> **Goal of the exercise**:
Duplicate the lines below, starting at the line that contains "category-label: 45-54 [321, 442, 355, 457]" and ending after the line that contains "bar-label-men-18-24: 8.1% [126, 326, 144, 335]".

> **Records from a dataset**:
____________

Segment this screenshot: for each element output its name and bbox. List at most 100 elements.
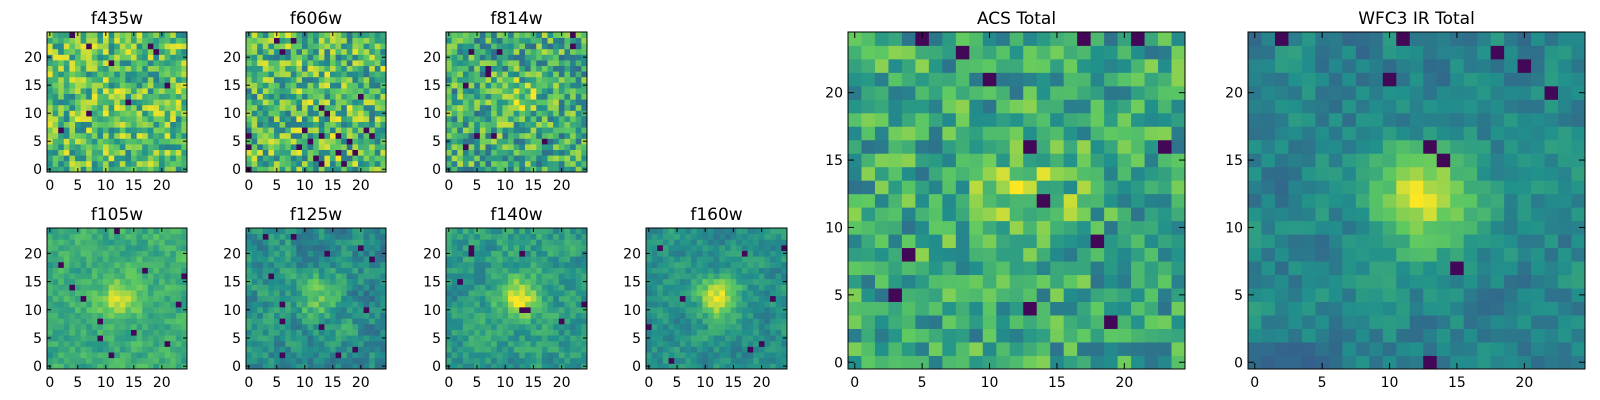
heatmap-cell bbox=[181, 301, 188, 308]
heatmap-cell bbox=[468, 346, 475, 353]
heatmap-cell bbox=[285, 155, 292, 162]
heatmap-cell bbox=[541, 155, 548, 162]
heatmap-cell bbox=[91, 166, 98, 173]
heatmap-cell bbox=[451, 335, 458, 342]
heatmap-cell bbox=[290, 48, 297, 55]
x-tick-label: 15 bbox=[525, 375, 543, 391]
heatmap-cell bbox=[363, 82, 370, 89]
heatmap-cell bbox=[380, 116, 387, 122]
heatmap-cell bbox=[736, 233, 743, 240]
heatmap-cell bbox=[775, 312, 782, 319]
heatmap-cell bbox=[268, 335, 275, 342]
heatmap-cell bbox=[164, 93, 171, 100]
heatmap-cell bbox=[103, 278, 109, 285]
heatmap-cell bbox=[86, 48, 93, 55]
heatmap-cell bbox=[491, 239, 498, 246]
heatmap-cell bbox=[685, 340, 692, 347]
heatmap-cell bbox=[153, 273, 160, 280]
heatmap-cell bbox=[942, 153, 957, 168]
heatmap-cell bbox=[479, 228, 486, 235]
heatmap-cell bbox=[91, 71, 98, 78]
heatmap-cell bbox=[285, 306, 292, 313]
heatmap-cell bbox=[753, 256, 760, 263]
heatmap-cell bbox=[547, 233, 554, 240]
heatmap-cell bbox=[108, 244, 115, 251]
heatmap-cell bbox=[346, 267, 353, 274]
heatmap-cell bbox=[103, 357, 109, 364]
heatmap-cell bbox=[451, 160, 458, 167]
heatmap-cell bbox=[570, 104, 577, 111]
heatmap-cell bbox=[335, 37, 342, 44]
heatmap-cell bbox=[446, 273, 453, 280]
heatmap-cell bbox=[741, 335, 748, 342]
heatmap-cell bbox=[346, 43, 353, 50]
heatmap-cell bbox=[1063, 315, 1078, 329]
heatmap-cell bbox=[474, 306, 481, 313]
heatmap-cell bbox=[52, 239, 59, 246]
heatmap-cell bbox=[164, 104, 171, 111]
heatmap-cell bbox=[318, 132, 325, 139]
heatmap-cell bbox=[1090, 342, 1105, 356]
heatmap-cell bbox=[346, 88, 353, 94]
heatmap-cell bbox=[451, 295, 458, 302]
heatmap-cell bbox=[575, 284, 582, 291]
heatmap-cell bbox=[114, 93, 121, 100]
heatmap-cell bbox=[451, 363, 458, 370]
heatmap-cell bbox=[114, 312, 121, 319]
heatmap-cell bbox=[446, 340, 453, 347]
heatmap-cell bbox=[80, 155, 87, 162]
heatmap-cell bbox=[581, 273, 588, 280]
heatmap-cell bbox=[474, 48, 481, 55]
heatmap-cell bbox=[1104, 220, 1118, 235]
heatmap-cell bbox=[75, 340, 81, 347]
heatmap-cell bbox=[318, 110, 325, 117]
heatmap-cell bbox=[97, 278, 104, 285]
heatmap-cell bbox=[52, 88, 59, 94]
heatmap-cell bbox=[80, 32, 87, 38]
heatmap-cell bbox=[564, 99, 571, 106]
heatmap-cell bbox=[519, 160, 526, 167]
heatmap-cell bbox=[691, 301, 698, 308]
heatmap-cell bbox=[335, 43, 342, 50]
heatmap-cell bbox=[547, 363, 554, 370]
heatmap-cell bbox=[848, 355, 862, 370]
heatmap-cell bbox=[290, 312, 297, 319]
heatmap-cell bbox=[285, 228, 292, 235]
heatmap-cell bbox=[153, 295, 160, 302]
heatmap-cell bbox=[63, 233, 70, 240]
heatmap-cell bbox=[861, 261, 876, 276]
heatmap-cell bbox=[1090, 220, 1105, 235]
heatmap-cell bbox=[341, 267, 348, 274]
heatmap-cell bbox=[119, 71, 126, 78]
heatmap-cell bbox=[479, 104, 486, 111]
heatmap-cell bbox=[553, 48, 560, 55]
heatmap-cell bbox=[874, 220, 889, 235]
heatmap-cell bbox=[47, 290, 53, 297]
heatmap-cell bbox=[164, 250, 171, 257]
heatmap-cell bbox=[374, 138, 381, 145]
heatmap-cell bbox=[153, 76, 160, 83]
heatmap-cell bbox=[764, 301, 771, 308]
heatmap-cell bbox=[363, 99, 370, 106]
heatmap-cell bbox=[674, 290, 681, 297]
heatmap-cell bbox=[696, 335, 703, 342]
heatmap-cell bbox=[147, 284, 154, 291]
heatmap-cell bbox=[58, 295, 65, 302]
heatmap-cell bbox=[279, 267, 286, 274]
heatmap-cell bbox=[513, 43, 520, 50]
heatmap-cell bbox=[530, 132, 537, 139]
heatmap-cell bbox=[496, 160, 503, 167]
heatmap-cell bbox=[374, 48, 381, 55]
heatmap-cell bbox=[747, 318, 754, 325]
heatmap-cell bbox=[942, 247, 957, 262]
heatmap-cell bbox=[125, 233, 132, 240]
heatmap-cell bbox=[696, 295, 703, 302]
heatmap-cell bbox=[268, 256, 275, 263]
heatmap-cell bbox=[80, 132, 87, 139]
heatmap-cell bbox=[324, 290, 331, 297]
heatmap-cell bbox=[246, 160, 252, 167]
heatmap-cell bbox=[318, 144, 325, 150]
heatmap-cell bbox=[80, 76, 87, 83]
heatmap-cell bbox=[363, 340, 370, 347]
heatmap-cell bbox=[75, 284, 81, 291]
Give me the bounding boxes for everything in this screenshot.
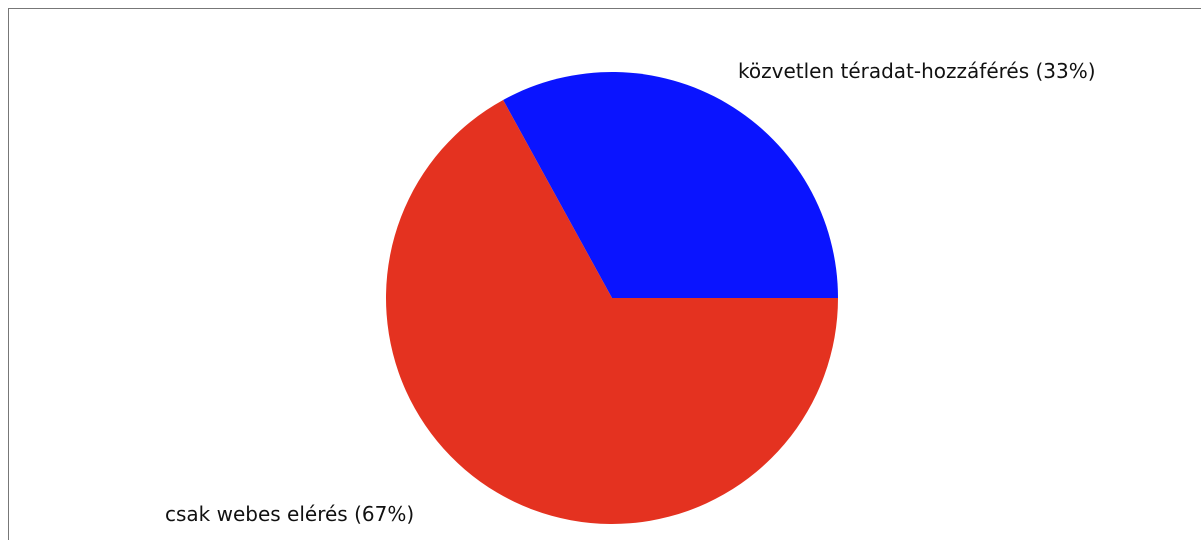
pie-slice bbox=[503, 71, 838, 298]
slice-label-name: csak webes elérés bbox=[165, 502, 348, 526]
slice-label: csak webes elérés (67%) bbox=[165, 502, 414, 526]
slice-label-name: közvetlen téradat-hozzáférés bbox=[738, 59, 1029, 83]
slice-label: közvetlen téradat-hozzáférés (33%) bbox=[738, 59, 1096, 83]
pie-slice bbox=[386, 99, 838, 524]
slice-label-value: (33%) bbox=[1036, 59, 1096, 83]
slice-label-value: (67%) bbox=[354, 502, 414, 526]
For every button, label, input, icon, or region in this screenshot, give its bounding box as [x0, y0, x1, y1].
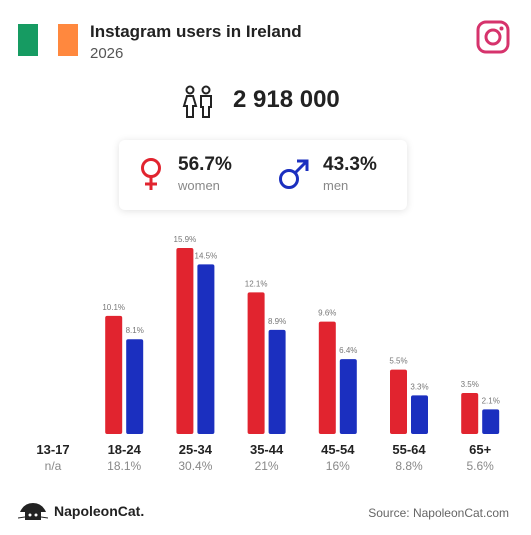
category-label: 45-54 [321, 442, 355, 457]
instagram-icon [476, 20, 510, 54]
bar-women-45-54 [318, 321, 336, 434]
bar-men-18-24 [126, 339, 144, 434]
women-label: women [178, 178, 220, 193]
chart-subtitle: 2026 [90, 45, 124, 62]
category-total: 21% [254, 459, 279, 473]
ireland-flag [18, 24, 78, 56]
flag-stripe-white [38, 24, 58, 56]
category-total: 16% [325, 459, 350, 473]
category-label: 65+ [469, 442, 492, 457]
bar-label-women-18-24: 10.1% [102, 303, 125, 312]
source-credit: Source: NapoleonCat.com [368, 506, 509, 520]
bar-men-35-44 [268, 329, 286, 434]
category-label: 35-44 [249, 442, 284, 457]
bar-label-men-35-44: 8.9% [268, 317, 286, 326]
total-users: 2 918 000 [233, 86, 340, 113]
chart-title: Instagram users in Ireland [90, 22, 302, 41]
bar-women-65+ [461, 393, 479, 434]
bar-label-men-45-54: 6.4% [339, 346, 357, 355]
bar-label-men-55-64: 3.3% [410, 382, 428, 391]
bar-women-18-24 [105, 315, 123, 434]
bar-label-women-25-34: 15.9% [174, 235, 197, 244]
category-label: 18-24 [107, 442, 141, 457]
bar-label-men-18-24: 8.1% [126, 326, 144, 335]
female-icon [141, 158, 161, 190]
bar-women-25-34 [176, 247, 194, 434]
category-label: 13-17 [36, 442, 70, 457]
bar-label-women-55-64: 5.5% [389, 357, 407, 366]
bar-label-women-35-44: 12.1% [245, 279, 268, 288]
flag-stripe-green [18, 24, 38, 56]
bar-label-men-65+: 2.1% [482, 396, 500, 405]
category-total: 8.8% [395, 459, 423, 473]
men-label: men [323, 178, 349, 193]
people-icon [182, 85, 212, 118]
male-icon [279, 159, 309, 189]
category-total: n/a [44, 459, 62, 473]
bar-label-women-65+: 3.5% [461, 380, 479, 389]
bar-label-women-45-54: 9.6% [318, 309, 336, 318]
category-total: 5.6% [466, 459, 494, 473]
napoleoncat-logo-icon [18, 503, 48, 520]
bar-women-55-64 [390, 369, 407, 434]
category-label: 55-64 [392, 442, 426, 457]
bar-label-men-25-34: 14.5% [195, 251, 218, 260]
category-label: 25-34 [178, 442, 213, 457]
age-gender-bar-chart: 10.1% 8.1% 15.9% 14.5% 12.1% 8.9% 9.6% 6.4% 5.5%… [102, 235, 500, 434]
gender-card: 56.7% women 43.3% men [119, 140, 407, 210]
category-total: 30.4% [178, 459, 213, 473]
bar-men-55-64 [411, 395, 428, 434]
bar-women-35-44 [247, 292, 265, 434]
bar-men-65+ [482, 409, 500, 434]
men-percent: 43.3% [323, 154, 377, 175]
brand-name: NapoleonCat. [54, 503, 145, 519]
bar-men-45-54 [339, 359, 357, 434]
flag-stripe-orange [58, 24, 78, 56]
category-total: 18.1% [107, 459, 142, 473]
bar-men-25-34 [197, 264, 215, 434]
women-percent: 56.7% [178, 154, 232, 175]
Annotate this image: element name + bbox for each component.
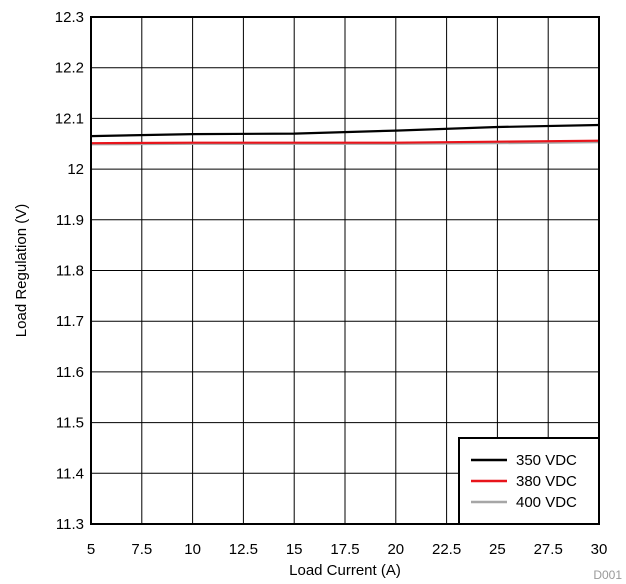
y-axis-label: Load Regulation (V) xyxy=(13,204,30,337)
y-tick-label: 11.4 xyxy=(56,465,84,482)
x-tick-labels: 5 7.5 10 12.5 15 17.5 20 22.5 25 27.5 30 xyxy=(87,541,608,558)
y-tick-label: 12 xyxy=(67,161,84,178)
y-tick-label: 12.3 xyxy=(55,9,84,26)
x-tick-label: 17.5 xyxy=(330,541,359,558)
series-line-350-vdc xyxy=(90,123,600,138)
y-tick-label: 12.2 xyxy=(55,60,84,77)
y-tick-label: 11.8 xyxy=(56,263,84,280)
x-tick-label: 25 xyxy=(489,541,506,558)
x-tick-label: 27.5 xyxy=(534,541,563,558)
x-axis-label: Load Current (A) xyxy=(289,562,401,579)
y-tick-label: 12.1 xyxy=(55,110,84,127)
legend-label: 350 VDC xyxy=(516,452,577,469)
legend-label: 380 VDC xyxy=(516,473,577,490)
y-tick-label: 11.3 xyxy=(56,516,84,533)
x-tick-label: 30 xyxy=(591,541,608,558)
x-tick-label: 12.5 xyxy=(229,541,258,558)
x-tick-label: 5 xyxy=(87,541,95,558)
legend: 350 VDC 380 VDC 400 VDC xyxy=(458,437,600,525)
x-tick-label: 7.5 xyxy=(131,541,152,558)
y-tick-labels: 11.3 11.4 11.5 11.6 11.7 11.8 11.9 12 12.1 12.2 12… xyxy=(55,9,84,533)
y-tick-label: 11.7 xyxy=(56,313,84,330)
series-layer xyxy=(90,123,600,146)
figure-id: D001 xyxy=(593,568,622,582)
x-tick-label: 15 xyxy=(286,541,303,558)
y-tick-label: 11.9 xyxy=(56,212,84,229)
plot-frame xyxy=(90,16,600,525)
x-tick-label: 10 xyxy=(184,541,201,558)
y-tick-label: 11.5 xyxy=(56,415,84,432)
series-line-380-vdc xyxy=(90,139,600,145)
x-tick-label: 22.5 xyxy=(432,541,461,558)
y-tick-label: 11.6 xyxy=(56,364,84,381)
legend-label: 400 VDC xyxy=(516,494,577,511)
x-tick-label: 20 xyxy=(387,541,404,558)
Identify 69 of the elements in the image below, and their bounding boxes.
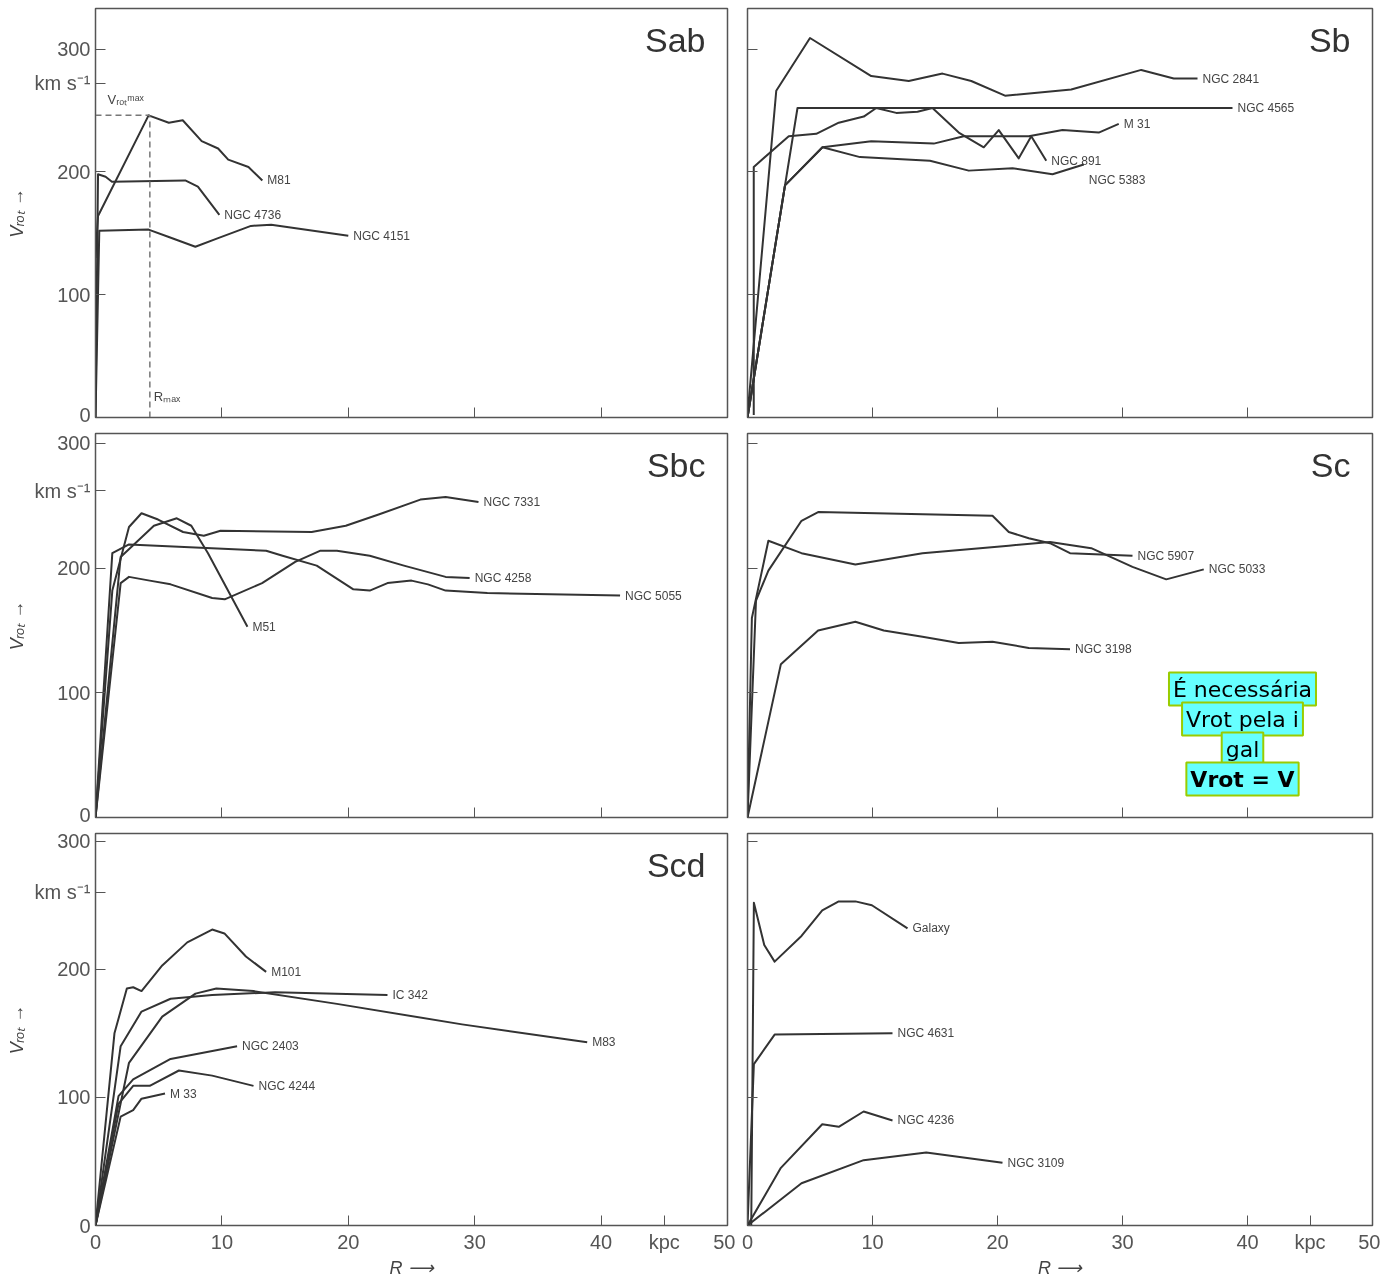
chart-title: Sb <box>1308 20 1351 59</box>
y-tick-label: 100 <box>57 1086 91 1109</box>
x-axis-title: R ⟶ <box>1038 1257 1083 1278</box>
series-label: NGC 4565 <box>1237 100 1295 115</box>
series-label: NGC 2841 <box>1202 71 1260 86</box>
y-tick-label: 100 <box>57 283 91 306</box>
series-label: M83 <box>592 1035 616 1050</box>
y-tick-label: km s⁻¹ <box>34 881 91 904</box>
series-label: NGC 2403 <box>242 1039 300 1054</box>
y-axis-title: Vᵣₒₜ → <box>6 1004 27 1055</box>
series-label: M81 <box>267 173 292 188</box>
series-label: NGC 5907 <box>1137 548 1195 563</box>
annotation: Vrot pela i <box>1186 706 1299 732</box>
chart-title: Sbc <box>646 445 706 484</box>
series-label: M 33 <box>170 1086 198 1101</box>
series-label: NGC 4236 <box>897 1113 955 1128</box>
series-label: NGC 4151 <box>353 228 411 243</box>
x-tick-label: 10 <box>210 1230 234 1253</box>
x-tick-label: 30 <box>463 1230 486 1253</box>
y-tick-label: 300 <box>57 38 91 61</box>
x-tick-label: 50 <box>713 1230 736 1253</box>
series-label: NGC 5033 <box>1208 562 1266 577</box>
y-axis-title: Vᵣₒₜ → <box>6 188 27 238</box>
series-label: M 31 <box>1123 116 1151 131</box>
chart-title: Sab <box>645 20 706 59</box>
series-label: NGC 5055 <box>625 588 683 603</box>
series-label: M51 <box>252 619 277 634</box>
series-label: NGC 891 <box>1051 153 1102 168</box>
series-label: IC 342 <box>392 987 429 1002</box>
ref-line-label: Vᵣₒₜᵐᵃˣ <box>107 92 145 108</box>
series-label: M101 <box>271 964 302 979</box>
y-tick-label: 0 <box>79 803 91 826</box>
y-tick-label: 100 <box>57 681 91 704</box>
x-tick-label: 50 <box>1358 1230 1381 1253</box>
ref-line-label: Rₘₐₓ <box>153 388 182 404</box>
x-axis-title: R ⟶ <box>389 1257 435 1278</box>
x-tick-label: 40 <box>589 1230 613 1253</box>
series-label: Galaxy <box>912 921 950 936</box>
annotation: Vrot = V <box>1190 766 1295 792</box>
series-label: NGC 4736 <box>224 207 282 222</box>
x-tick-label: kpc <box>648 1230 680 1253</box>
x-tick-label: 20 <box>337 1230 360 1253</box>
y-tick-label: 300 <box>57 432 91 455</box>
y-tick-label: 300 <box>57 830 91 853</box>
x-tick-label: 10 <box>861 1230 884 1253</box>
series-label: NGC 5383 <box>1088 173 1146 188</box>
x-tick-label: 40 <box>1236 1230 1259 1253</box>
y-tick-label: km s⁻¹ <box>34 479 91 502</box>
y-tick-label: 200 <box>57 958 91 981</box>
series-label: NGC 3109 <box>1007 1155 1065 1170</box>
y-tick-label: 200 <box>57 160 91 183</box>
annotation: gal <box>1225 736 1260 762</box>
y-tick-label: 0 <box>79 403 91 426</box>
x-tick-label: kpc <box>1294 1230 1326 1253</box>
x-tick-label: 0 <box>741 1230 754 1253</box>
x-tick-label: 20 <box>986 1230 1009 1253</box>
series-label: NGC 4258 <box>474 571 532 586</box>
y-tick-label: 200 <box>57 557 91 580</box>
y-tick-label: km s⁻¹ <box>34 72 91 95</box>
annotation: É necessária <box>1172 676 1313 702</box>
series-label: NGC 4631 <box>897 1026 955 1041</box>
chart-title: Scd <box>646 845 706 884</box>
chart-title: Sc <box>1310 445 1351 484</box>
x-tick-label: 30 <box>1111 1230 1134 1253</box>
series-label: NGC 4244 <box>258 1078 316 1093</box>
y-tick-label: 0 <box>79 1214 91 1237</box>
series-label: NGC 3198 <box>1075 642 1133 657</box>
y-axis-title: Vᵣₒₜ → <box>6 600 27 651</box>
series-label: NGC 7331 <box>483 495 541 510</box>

____________

> **Correct output**:
category-label: 45-54 [321, 442, 355, 457]
instagram-icon [476, 20, 510, 54]
bar-women-45-54 [318, 321, 336, 434]
bar-men-18-24 [126, 339, 144, 434]
women-label: women [178, 178, 220, 193]
chart-subtitle: 2026 [90, 45, 124, 62]
category-total: 21% [254, 459, 279, 473]
ireland-flag [18, 24, 78, 56]
flag-stripe-white [38, 24, 58, 56]
category-total: 16% [325, 459, 350, 473]
category-label: 65+ [469, 442, 492, 457]
bar-label-women-18-24: 10.1% [102, 303, 125, 312]
source-credit: Source: NapoleonCat.com [368, 506, 509, 520]
bar-men-35-44 [268, 329, 286, 434]
category-label: 35-44 [249, 442, 284, 457]
bar-label-men-35-44: 8.9% [268, 317, 286, 326]
total-users: 2 918 000 [233, 86, 340, 113]
chart-title: Instagram users in Ireland [90, 22, 302, 41]
bar-women-65+ [461, 393, 479, 434]
bar-label-men-45-54: 6.4% [339, 346, 357, 355]
bar-label-men-55-64: 3.3% [410, 382, 428, 391]
bar-women-18-24 [105, 315, 123, 434]
bar-label-women-25-34: 15.9% [174, 235, 197, 244]
category-label: 18-24 [107, 442, 141, 457]
bar-label-men-18-24: 8.1% [126, 326, 144, 335]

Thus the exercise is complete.